- **TASK DETAILS**
Identify the lines holding "this" and copy them.

- **DATA TO USE**
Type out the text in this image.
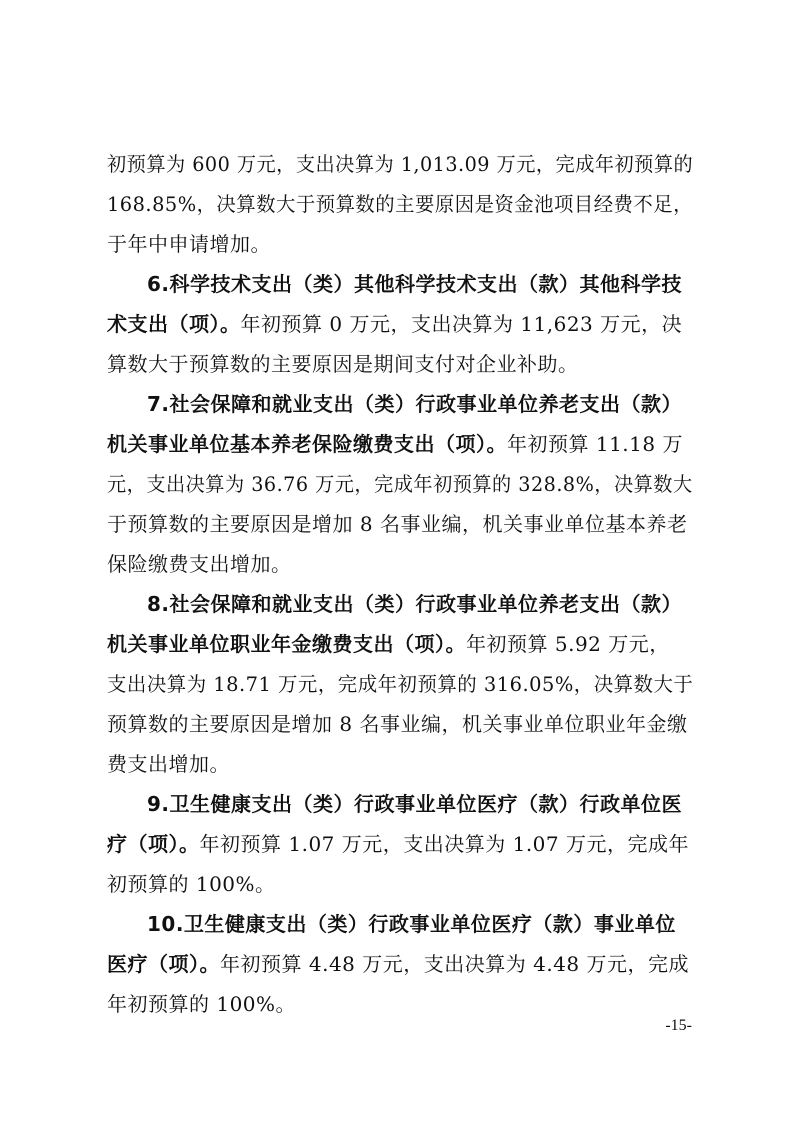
初预算为 600 万元，支出决算为 1,013.09 万元，完成年初预算的
168.85%，决算数大于预算数的主要原因是资金池项目经费不足，
于年中申请增加。
6.科学技术支出（类）其他科学技术支出（款）其他科学技
术支出（项）。年初预算 0 万元，支出决算为 11,623 万元，决
算数大于预算数的主要原因是期间支付对企业补助。
7.社会保障和就业支出（类）行政事业单位养老支出（款）
机关事业单位基本养老保险缴费支出（项）。年初预算 11.18 万
元，支出决算为 36.76 万元，完成年初预算的 328.8%，决算数大
于预算数的主要原因是增加 8 名事业编，机关事业单位基本养老
保险缴费支出增加。
8.社会保障和就业支出（类）行政事业单位养老支出（款）
机关事业单位职业年金缴费支出（项）。年初预算 5.92 万元，
支出决算为 18.71 万元，完成年初预算的 316.05%，决算数大于
预算数的主要原因是增加 8 名事业编，机关事业单位职业年金缴
费支出增加。
9.卫生健康支出（类）行政事业单位医疗（款）行政单位医
疗（项）。年初预算 1.07 万元，支出决算为 1.07 万元，完成年
初预算的 100%。
10.卫生健康支出（类）行政事业单位医疗（款）事业单位
医疗（项）。年初预算 4.48 万元，支出决算为 4.48 万元，完成
年初预算的 100%。
-15-
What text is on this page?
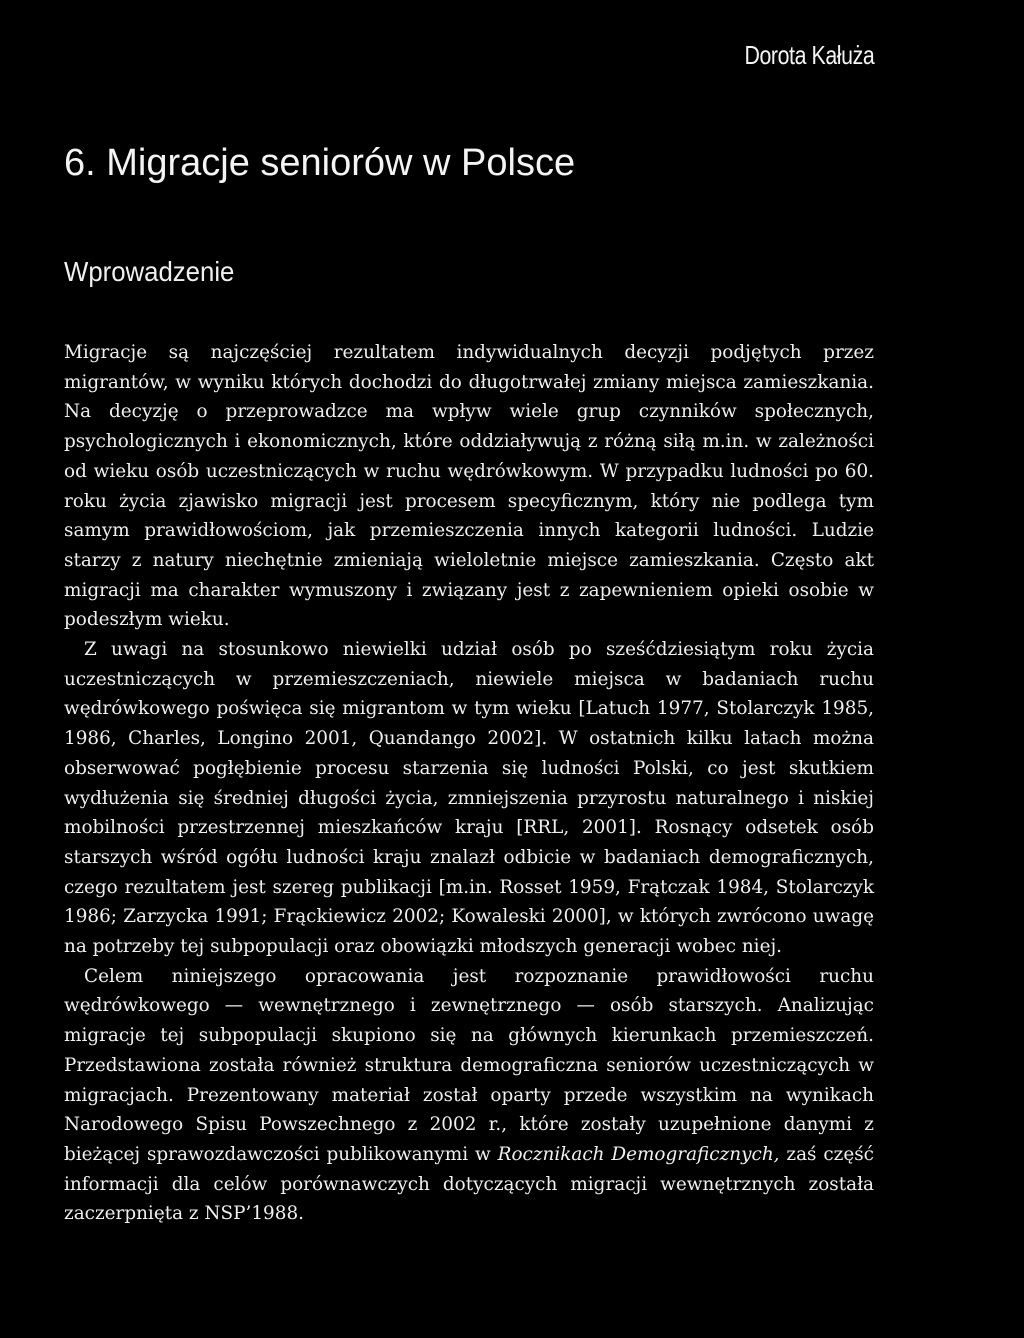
Dorota Kałuża
6. Migracje seniorów w Polsce
Wprowadzenie

Migracje są najczęściej rezultatem indywidualnych decyzji podjętych przez migrantów, w wyniku których dochodzi do długotrwałej zmiany miejsca zamieszkania. Na decyzję o przeprowadzce ma wpływ wiele grup czynników społecznych, psychologicznych i ekonomicznych, które oddziaływują z różną siłą m.in. w zależności od wieku osób uczestniczących w ruchu wędrówkowym. W przypadku ludności po 60. roku życia zjawisko migracji jest procesem specyficznym, który nie podlega tym samym prawidłowościom, jak przemieszczenia innych kategorii ludności. Ludzie starzy z natury niechętnie zmieniają wieloletnie miejsce zamieszkania. Często akt migracji ma charakter wymuszony i związany jest z zapewnieniem opieki osobie w podeszłym wieku.

Z uwagi na stosunkowo niewielki udział osób po sześćdziesiątym roku życia uczestniczących w przemieszczeniach, niewiele miejsca w badaniach ruchu wędrówkowego poświęca się migrantom w tym wieku [Latuch 1977, Stolarczyk 1985, 1986, Charles, Longino 2001, Quandango 2002]. W ostatnich kilku latach można obserwować pogłębienie procesu starzenia się ludności Polski, co jest skutkiem wydłużenia się średniej długości życia, zmniejszenia przyrostu naturalnego i niskiej mobilności przestrzennej mieszkańców kraju [RRL, 2001]. Rosnący odsetek osób starszych wśród ogółu ludności kraju znalazł odbicie w badaniach demograficznych, czego rezultatem jest szereg publikacji [m.in. Rosset 1959, Frątczak 1984, Stolarczyk 1986; Zarzycka 1991; Frąckiewicz 2002; Kowaleski 2000], w których zwrócono uwagę na potrzeby tej subpopulacji oraz obowiązki młodszych generacji wobec niej.

Celem niniejszego opracowania jest rozpoznanie prawidłowości ruchu wędrówkowego — wewnętrznego i zewnętrznego — osób starszych. Analizując migracje tej subpopulacji skupiono się na głównych kierunkach przemieszczeń. Przedstawiona została również struktura demograficzna seniorów uczestniczących w migracjach. Prezentowany materiał został oparty przede wszystkim na wynikach Narodowego Spisu Powszechnego z 2002 r., które zostały uzupełnione danymi z bieżącej sprawozdawczości publikowanymi w Rocznikach Demograficznych, zaś część informacji dla celów porównawczych dotyczących migracji wewnętrznych została zaczerpnięta z NSP’1988.
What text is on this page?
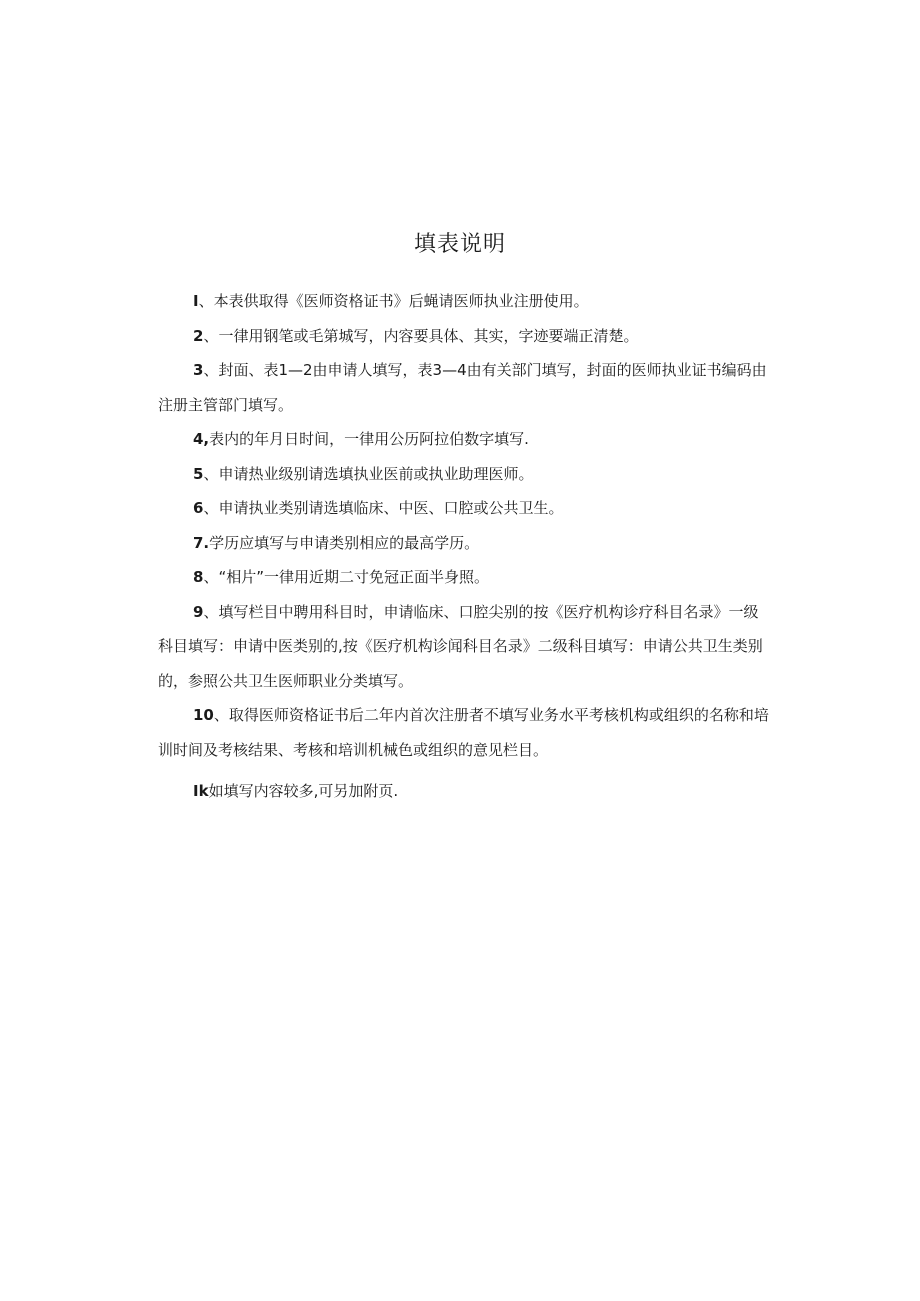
填表说明

I、本表供取得《医师资格证书》后蝇请医师执业注册使用。

2、一律用钢笔或毛第城写，内容要具体、其实，字迹要端正清楚。

3、封面、表1—2由申请人填写，表3—4由有关部门填写，封面的医师执业证书编码由注册主管部门填写。

4,表内的年月日时间，一律用公历阿拉伯数字填写.

5、申请热业级别请选填执业医前或执业助理医师。

6、申请执业类别请选填临床、中医、口腔或公共卫生。

7.学历应填写与申请类别相应的最高学历。

8、“相片”一律用近期二寸免冠正面半身照。

9、填写栏目中聘用科目时，申请临床、口腔尖别的按《医疗机构诊疗科目名录》一级科目填写：申请中医类别的,按《医疗机构诊闻科目名录》二级科目填写：申请公共卫生类别的，参照公共卫生医师职业分类填写。

10、取得医师资格证书后二年内首次注册者不填写业务水平考核机构或组织的名称和培训时间及考核结果、考核和培训机械色或组织的意见栏目。

Ik如填写内容较多,可另加附页.
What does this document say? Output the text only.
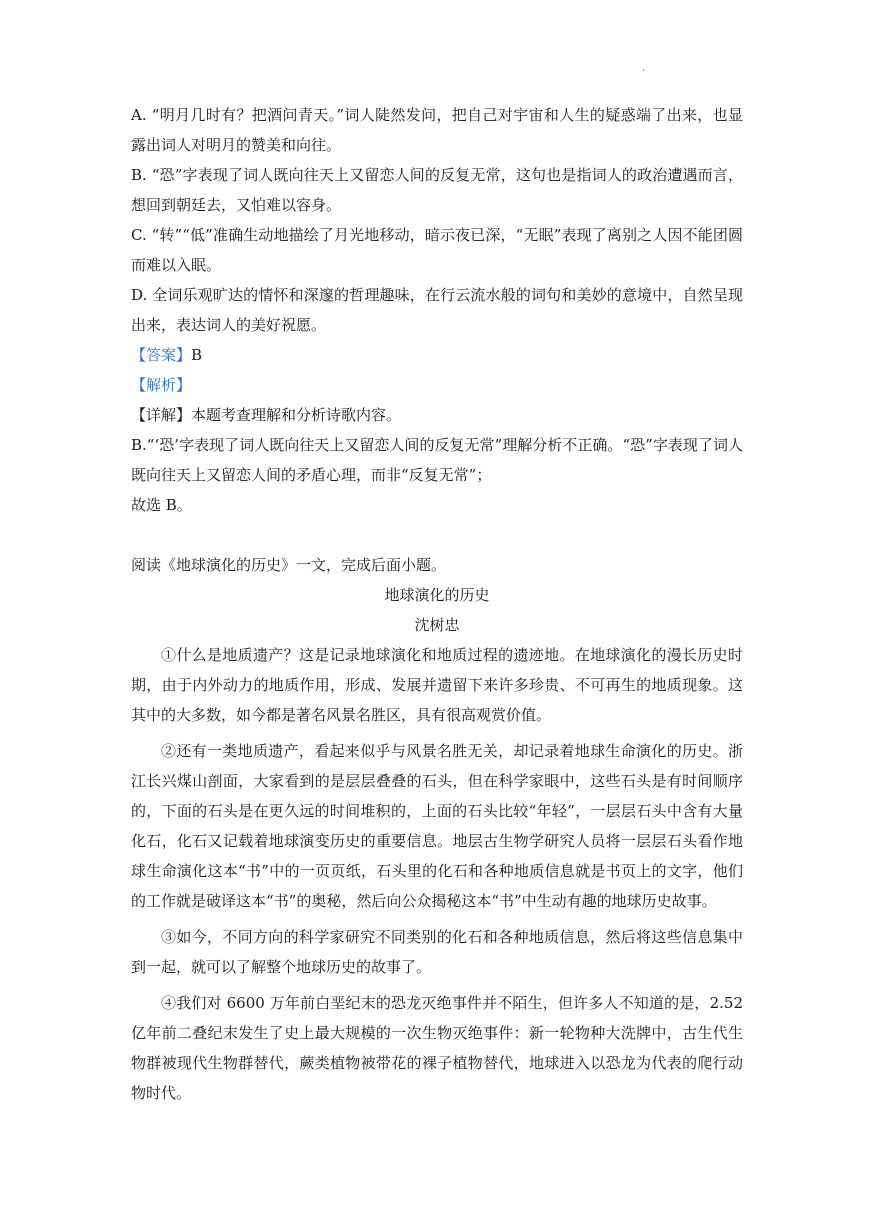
·

A. “明月几时有？把酒问青天。”词人陡然发问，把自己对宇宙和人生的疑惑端了出来，也显露出词人对明月的赞美和向往。

B. “恐”字表现了词人既向往天上又留恋人间的反复无常，这句也是指词人的政治遭遇而言，想回到朝廷去，又怕难以容身。

C. “转”“低”准确生动地描绘了月光地移动，暗示夜已深，“无眠”表现了离别之人因不能团圆而难以入眠。

D. 全词乐观旷达的情怀和深邃的哲理趣味，在行云流水般的词句和美妙的意境中，自然呈现出来，表达词人的美好祝愿。

【答案】B

【解析】

【详解】本题考查理解和分析诗歌内容。

B.“‘恐’字表现了词人既向往天上又留恋人间的反复无常”理解分析不正确。“恐”字表现了词人既向往天上又留恋人间的矛盾心理，而非“反复无常”；

故选 B。

阅读《地球演化的历史》一文，完成后面小题。

地球演化的历史

沈树忠

①什么是地质遗产？这是记录地球演化和地质过程的遗迹地。在地球演化的漫长历史时期，由于内外动力的地质作用，形成、发展并遗留下来许多珍贵、不可再生的地质现象。这其中的大多数，如今都是著名风景名胜区，具有很高观赏价值。

②还有一类地质遗产，看起来似乎与风景名胜无关，却记录着地球生命演化的历史。浙江长兴煤山剖面，大家看到的是层层叠叠的石头，但在科学家眼中，这些石头是有时间顺序的，下面的石头是在更久远的时间堆积的，上面的石头比较“年轻”，一层层石头中含有大量化石，化石又记载着地球演变历史的重要信息。地层古生物学研究人员将一层层石头看作地球生命演化这本“书”中的一页页纸，石头里的化石和各种地质信息就是书页上的文字，他们的工作就是破译这本“书”的奥秘，然后向公众揭秘这本“书”中生动有趣的地球历史故事。

③如今，不同方向的科学家研究不同类别的化石和各种地质信息，然后将这些信息集中到一起，就可以了解整个地球历史的故事了。

④我们对 6600 万年前白垩纪末的恐龙灭绝事件并不陌生，但许多人不知道的是，2.52 亿年前二叠纪末发生了史上最大规模的一次生物灭绝事件：新一轮物种大洗牌中，古生代生物群被现代生物群替代，蕨类植物被带花的裸子植物替代，地球进入以恐龙为代表的爬行动物时代。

- **CORRECT RESULT**
Type out the text in this image.
What text is on this page?
What text is on this page?
What does this document say? Output the text only.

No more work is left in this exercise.